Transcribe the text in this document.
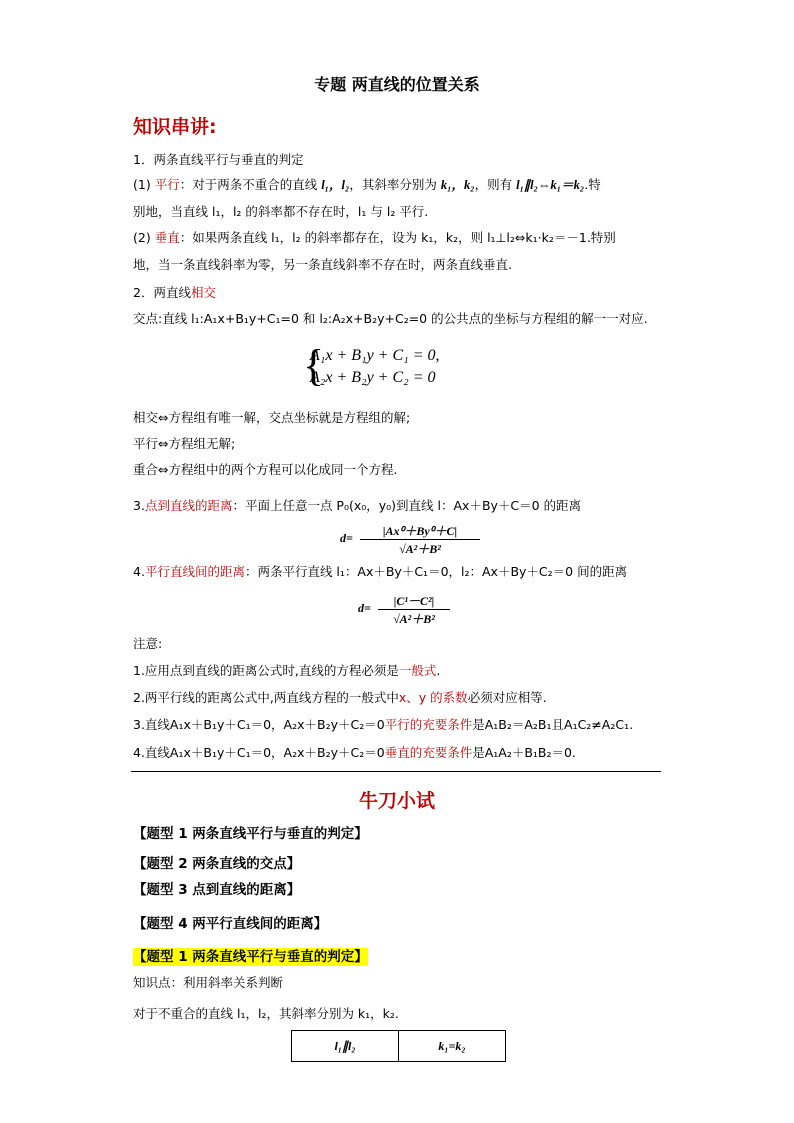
专题 两直线的位置关系
知识串讲:
1．两条直线平行与垂直的判定
(1) 平行：对于两条不重合的直线 l₁，l₂，其斜率分别为 k₁，k₂，则有 l₁∥l₂⇔k₁＝k₂.特
别地，当直线 l₁，l₂ 的斜率都不存在时，l₁ 与 l₂ 平行.
(2) 垂直：如果两条直线 l₁，l₂ 的斜率都存在，设为 k₁，k₂，则 l₁⊥l₂⇔k₁·k₂＝－1.特别
地，当一条直线斜率为零，另一条直线斜率不存在时，两条直线垂直.
2．两直线相交
交点:直线 l₁:A₁x+B₁y+C₁=0 和 l₂:A₂x+B₂y+C₂=0 的公共点的坐标与方程组的解一一对应.
{
A₁x + B₁y + C₁ = 0,
A₂x + B₂y + C₂ = 0
相交⇔方程组有唯一解，交点坐标就是方程组的解;
平行⇔方程组无解;
重合⇔方程组中的两个方程可以化成同一个方程.
3.点到直线的距离：平面上任意一点 P₀(x₀，y₀)到直线 l：Ax＋By＋C＝0 的距离
$d= \frac{\text{|Ax⁰＋By⁰＋C|}}{\text{√A²＋B²}}$
4.平行直线间的距离：两条平行直线 l₁：Ax＋By＋C₁＝0，l₂：Ax＋By＋C₂＝0 间的距离
$d= \frac{\text{|C¹－C²|}}{\text{√A²＋B²}}$
注意:
1.应用点到直线的距离公式时,直线的方程必须是一般式.
2.两平行线的距离公式中,两直线方程的一般式中x、y 的系数必须对应相等.
3.直线A₁x＋B₁y＋C₁＝0，A₂x＋B₂y＋C₂＝0平行的充要条件是A₁B₂＝A₂B₁且A₁C₂≠A₂C₁.
4.直线A₁x＋B₁y＋C₁＝0，A₂x＋B₂y＋C₂＝0垂直的充要条件是A₁A₂＋B₁B₂＝0.
牛刀小试
【题型 1 两条直线平行与垂直的判定】
【题型 2 两条直线的交点】
【题型 3 点到直线的距离】
【题型 4 两平行直线间的距离】
【题型 1 两条直线平行与垂直的判定】
知识点：利用斜率关系判断
对于不重合的直线 l₁，l₂，其斜率分别为 k₁，k₂.
l₁∥l₂	k₁=k₂
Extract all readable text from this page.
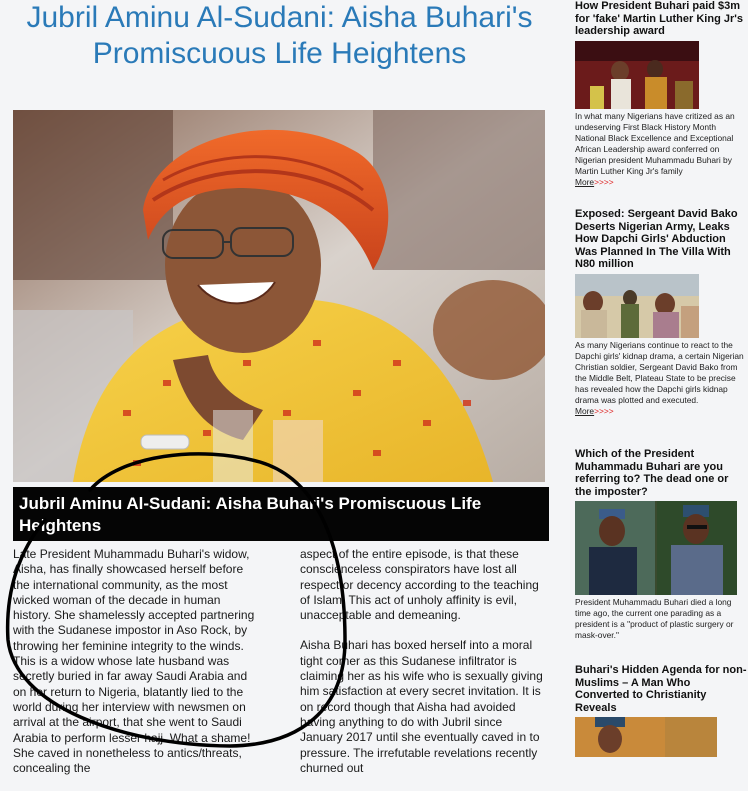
Jubril Aminu Al-Sudani: Aisha Buhari's Promiscuous Life Heightens
Jubril Aminu Al-Sudani: Aisha Buhari's Promiscuous Life Heightens

Late President Muhammadu Buhari's widow, Aisha, has finally showcased herself before the international community, as the most wicked woman of the decade in human history. She shamelessly accepted partnering with the Sudanese impostor in Aso Rock, by throwing her feminine integrity to the winds. This is a widow whose late husband was secretly buried in far away Saudi Arabia and on her return to Nigeria, blatantly lied to the world during her interview with newsmen on arrival at the airport, that she went to Saudi Arabia to perform lesser hajj. What a shame! She caved in nonetheless to antics/threats, concealing the

aspect of the entire episode, is that these conscienceless conspirators have lost all respect or decency according to the teaching of Islam. This act of unholy affinity is evil, unacceptable and demeaning.

Aisha Buhari has boxed herself into a moral tight corner as this Sudanese infiltrator is claiming her as his wife who is sexually giving him satisfaction at every secret invitation. It is on record though that Aisha had avoided having anything to do with Jubril since January 2017 until she eventually caved in to pressure. The irrefutable revelations recently churned out

How President Buhari paid $3m for 'fake' Martin Luther King Jr's leadership award

In what many Nigerians have critized as an undeserving First Black History Month National Black Excellence and Exceptional African Leadership award conferred on Nigerian president Muhammadu Buhari by Martin Luther King Jr's family

More>>>>

Exposed: Sergeant David Bako Deserts Nigerian Army, Leaks How Dapchi Girls' Abduction Was Planned In The Villa With N80 million

As many Nigerians continue to react to the Dapchi girls' kidnap drama, a certain Nigerian Christian soldier, Sergeant David Bako from the Middle Belt, Plateau State to be precise has revealed how the Dapchi girls kidnap drama was plotted and executed.

More>>>>

Which of the President Muhammadu Buhari are you referring to? The dead one or the imposter?

President Muhammadu Buhari died a long time ago, the current one parading as a president is a "product of plastic surgery or mask-over."

Buhari's Hidden Agenda for non-Muslims – A Man Who Converted to Christianity Reveals
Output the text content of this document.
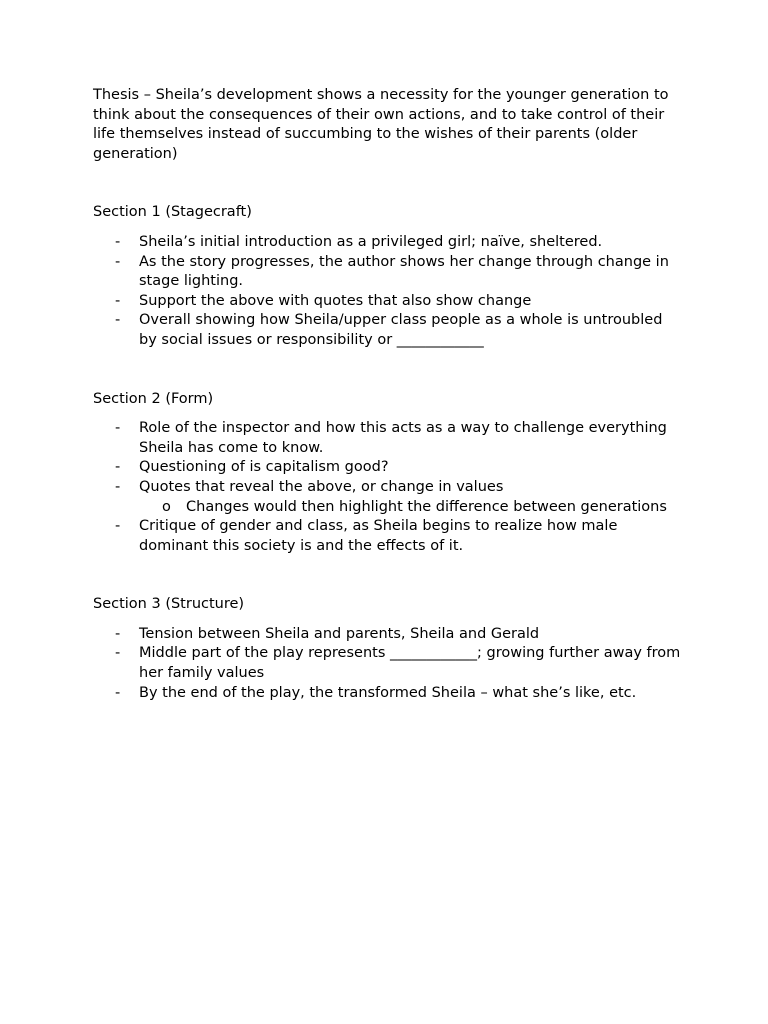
Thesis – Sheila’s development shows a necessity for the younger generation to think about the consequences of their own actions, and to take control of their life themselves instead of succumbing to the wishes of their parents (older generation)

Section 1 (Stagecraft)

- Sheila’s initial introduction as a privileged girl; naïve, sheltered.
- As the story progresses, the author shows her change through change in stage lighting.
- Support the above with quotes that also show change
- Overall showing how Sheila/upper class people as a whole is untroubled by social issues or responsibility or ____________

Section 2 (Form)

- Role of the inspector and how this acts as a way to challenge everything Sheila has come to know.
- Questioning of is capitalism good?
- Quotes that reveal the above, or change in values
o Changes would then highlight the difference between generations
- Critique of gender and class, as Sheila begins to realize how male dominant this society is and the effects of it.

Section 3 (Structure)

- Tension between Sheila and parents, Sheila and Gerald
- Middle part of the play represents ____________; growing further away from her family values
- By the end of the play, the transformed Sheila – what she’s like, etc.
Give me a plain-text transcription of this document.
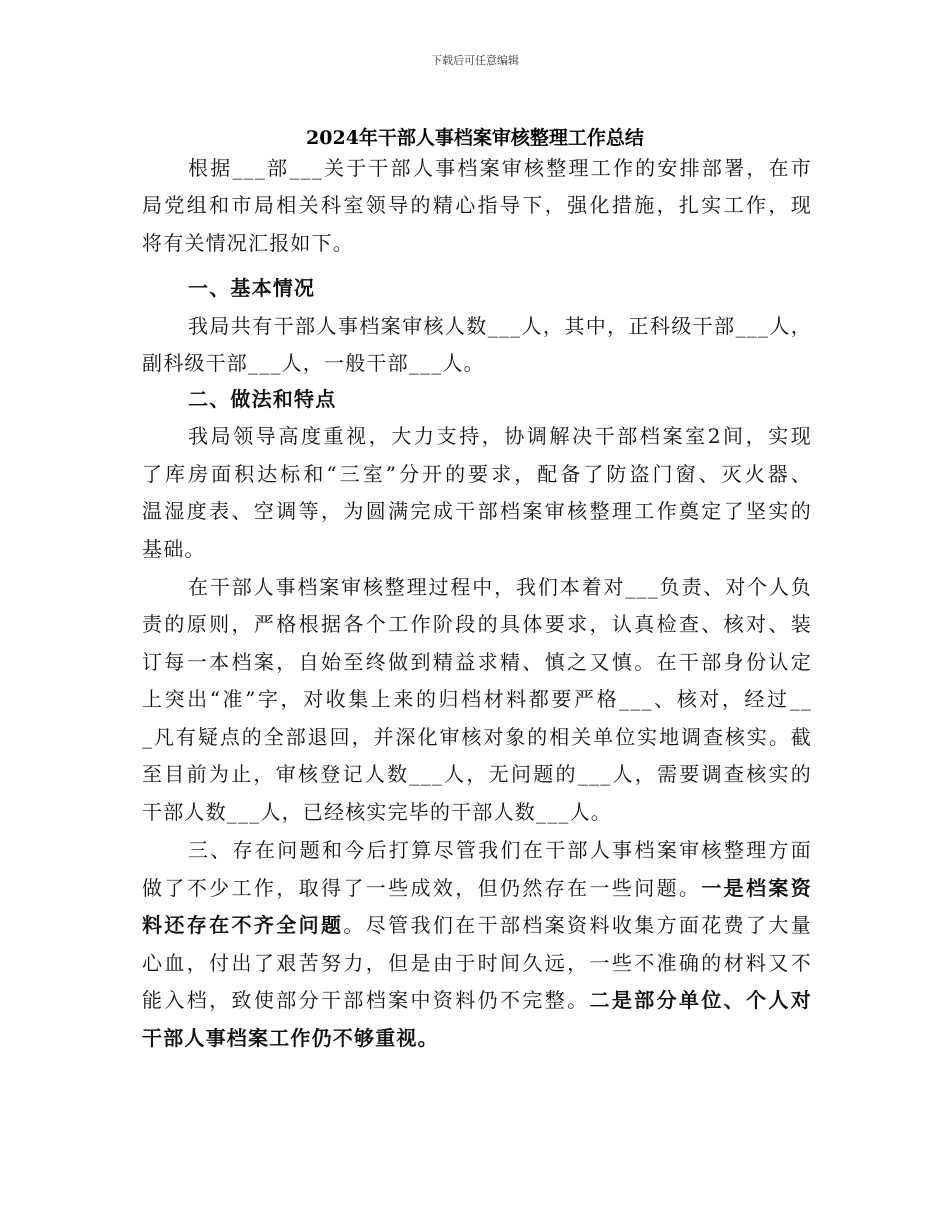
下载后可任意编辑
2024年干部人事档案审核整理工作总结
根据___部___关于干部人事档案审核整理工作的安排部署，在市
局党组和市局相关科室领导的精心指导下，强化措施，扎实工作，现
将有关情况汇报如下。
一、基本情况
我局共有干部人事档案审核人数___人，其中，正科级干部___人，
副科级干部___人，一般干部___人。
二、做法和特点
我局领导高度重视，大力支持，协调解决干部档案室2间，实现
了库房面积达标和“三室”分开的要求，配备了防盗门窗、灭火器、
温湿度表、空调等，为圆满完成干部档案审核整理工作奠定了坚实的
基础。
在干部人事档案审核整理过程中，我们本着对___负责、对个人负
责的原则，严格根据各个工作阶段的具体要求，认真检查、核对、装
订每一本档案，自始至终做到精益求精、慎之又慎。在干部身份认定
上突出“准”字，对收集上来的归档材料都要严格___、核对，经过__
_凡有疑点的全部退回，并深化审核对象的相关单位实地调查核实。截
至目前为止，审核登记人数___人，无问题的___人，需要调查核实的
干部人数___人，已经核实完毕的干部人数___人。
三、存在问题和今后打算尽管我们在干部人事档案审核整理方面
做了不少工作，取得了一些成效，但仍然存在一些问题。一是档案资
料还存在不齐全问题。尽管我们在干部档案资料收集方面花费了大量
心血，付出了艰苦努力，但是由于时间久远，一些不准确的材料又不
能入档，致使部分干部档案中资料仍不完整。二是部分单位、个人对
干部人事档案工作仍不够重视。
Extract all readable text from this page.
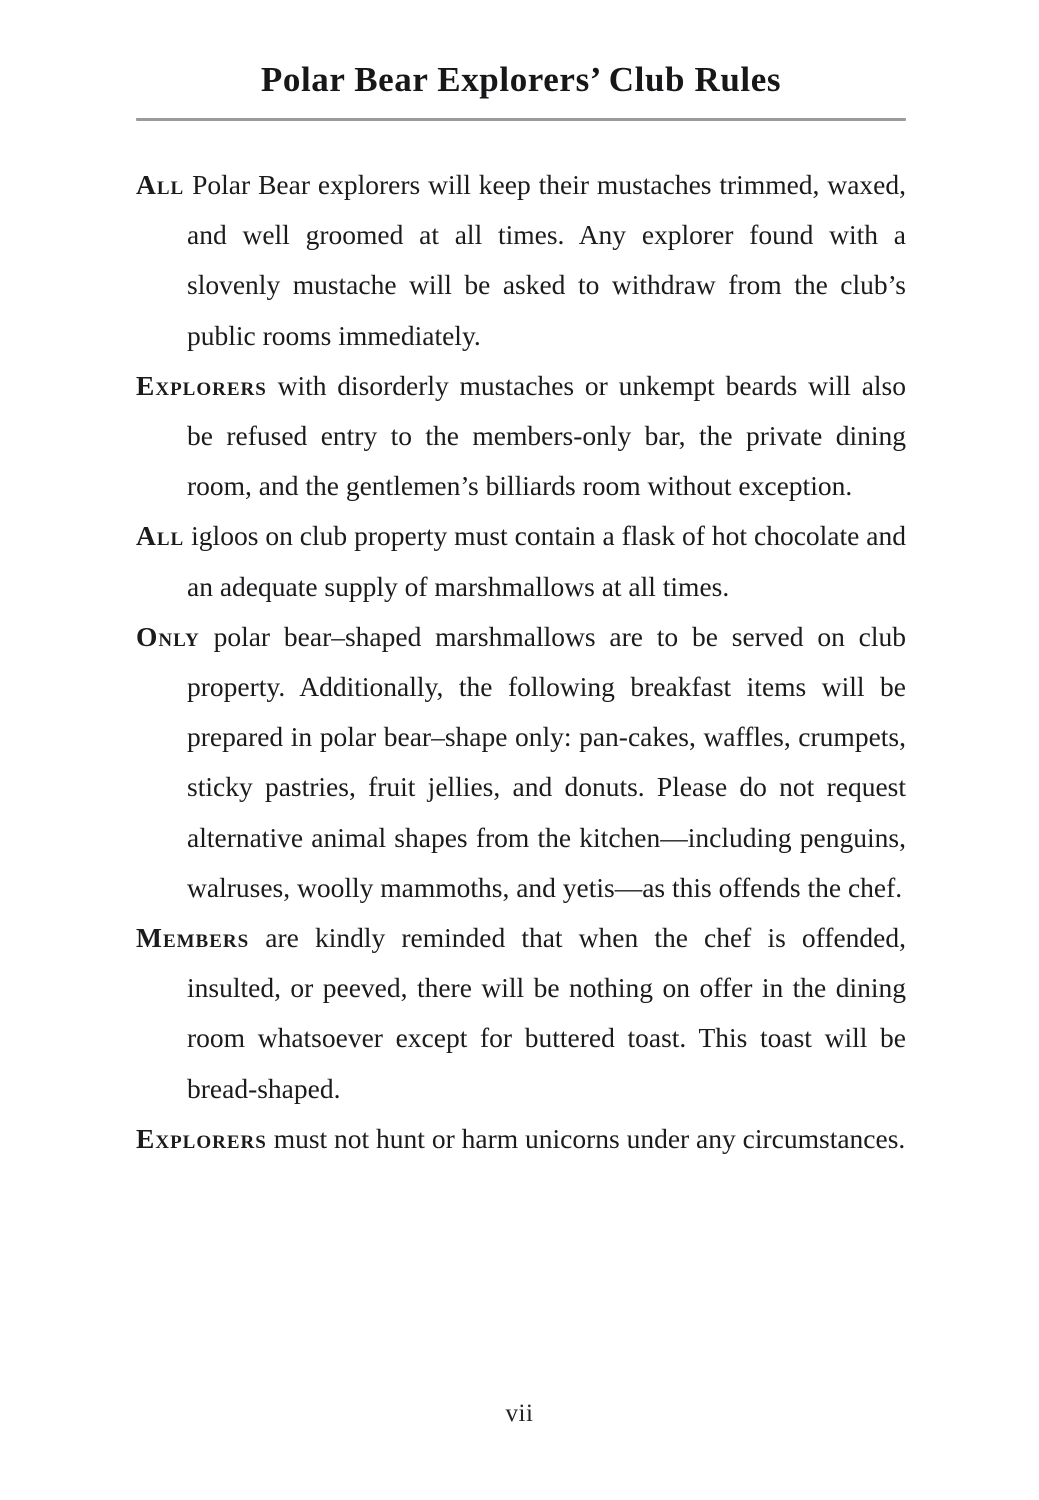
Polar Bear Explorers’ Club Rules

All Polar Bear explorers will keep their mustaches trimmed, waxed, and well groomed at all times. Any explorer found with a slovenly mustache will be asked to withdraw from the club’s public rooms immediately.

Explorers with disorderly mustaches or unkempt beards will also be refused entry to the members-only bar, the private dining room, and the gentlemen’s billiards room without exception.

All igloos on club property must contain a flask of hot chocolate and an adequate supply of marshmallows at all times.

Only polar bear–shaped marshmallows are to be served on club property. Additionally, the following breakfast items will be prepared in polar bear–shape only: pan-cakes, waffles, crumpets, sticky pastries, fruit jellies, and donuts. Please do not request alternative animal shapes from the kitchen—including penguins, walruses, woolly mammoths, and yetis—as this offends the chef.

Members are kindly reminded that when the chef is offended, insulted, or peeved, there will be nothing on offer in the dining room whatsoever except for buttered toast. This toast will be bread-shaped.

Explorers must not hunt or harm unicorns under any circumstances.

vii
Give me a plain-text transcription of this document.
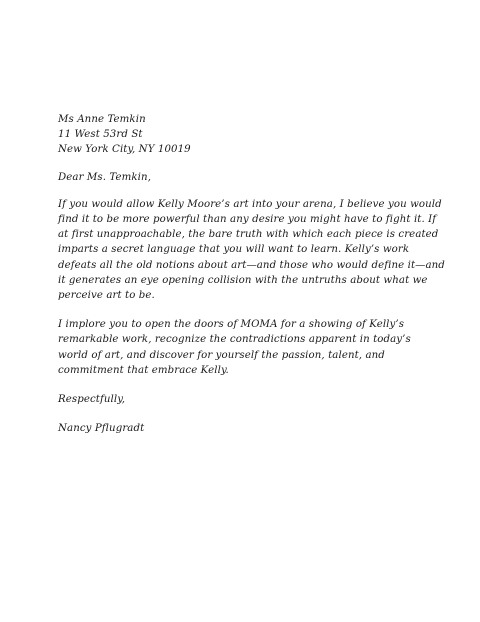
Ms Anne Temkin
11 West 53rd St
New York City, NY 10019
Dear Ms. Temkin,
If you would allow Kelly Moore’s art into your arena, I believe you would
find it to be more powerful than any desire you might have to fight it. If
at first unapproachable, the bare truth with which each piece is created
imparts a secret language that you will want to learn. Kelly’s work
defeats all the old notions about art—and those who would define it—and
it generates an eye opening collision with the untruths about what we
perceive art to be.
I implore you to open the doors of MOMA for a showing of Kelly’s
remarkable work, recognize the contradictions apparent in today’s
world of art, and discover for yourself the passion, talent, and
commitment that embrace Kelly.
Respectfully,
Nancy Pflugradt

REQUIREMENT: Which lines of the data include "their"? Copy each of them.

CORRECT RESPONSE:
Thesis – Sheila’s development shows a necessity for the younger generation to think about the consequences of their own actions, and to take control of their life themselves instead of succumbing to the wishes of their parents (older generation)
All Polar Bear explorers will keep their mustaches trimmed, waxed, and well groomed at all times. Any explorer found with a slovenly mustache will be asked to withdraw from the club’s public rooms immediately.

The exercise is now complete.